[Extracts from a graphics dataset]
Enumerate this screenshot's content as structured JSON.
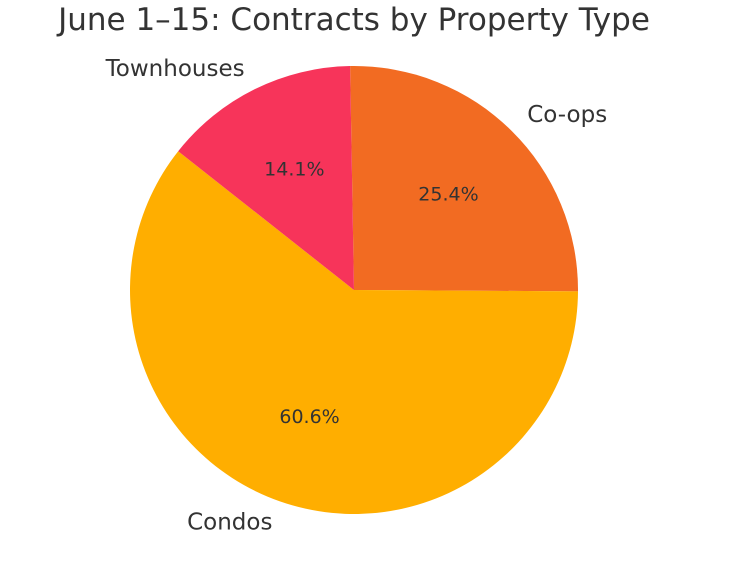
{
  "chart_data": {
    "type": "pie",
    "title": "June 1–15: Contracts by Property Type",
    "slices": [
      {
        "label": "Co-ops",
        "value": 25.4,
        "pct_label": "25.4%",
        "color": "#F26B22"
      },
      {
        "label": "Condos",
        "value": 60.6,
        "pct_label": "60.6%",
        "color": "#FFAE00"
      },
      {
        "label": "Townhouses",
        "value": 14.1,
        "pct_label": "14.1%",
        "color": "#F7345A"
      }
    ],
    "start_angle_deg": 91,
    "direction": "clockwise",
    "text_color": "#333333"
  }
}
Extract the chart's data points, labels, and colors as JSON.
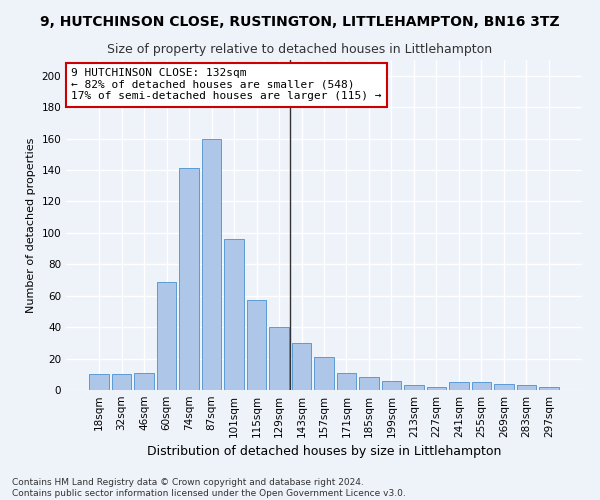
{
  "title": "9, HUTCHINSON CLOSE, RUSTINGTON, LITTLEHAMPTON, BN16 3TZ",
  "subtitle": "Size of property relative to detached houses in Littlehampton",
  "xlabel": "Distribution of detached houses by size in Littlehampton",
  "ylabel": "Number of detached properties",
  "categories": [
    "18sqm",
    "32sqm",
    "46sqm",
    "60sqm",
    "74sqm",
    "87sqm",
    "101sqm",
    "115sqm",
    "129sqm",
    "143sqm",
    "157sqm",
    "171sqm",
    "185sqm",
    "199sqm",
    "213sqm",
    "227sqm",
    "241sqm",
    "255sqm",
    "269sqm",
    "283sqm",
    "297sqm"
  ],
  "values": [
    10,
    10,
    11,
    69,
    141,
    160,
    96,
    57,
    40,
    30,
    21,
    11,
    8,
    6,
    3,
    2,
    5,
    5,
    4,
    3,
    2
  ],
  "bar_color": "#aec6e8",
  "bar_edge_color": "#5b9bd5",
  "annotation_text": "9 HUTCHINSON CLOSE: 132sqm\n← 82% of detached houses are smaller (548)\n17% of semi-detached houses are larger (115) →",
  "annotation_box_color": "#ffffff",
  "annotation_box_edge_color": "#cc0000",
  "prop_line_index": 8.5,
  "ylim": [
    0,
    210
  ],
  "yticks": [
    0,
    20,
    40,
    60,
    80,
    100,
    120,
    140,
    160,
    180,
    200
  ],
  "background_color": "#eef2f9",
  "grid_color": "#ffffff",
  "footer": "Contains HM Land Registry data © Crown copyright and database right 2024.\nContains public sector information licensed under the Open Government Licence v3.0.",
  "title_fontsize": 10,
  "subtitle_fontsize": 9,
  "xlabel_fontsize": 9,
  "ylabel_fontsize": 8,
  "tick_fontsize": 7.5,
  "footer_fontsize": 6.5,
  "annotation_fontsize": 8
}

## Work required
State how many lines of the records above contain the word "ffffff", giving only that number.

## Exercise response
2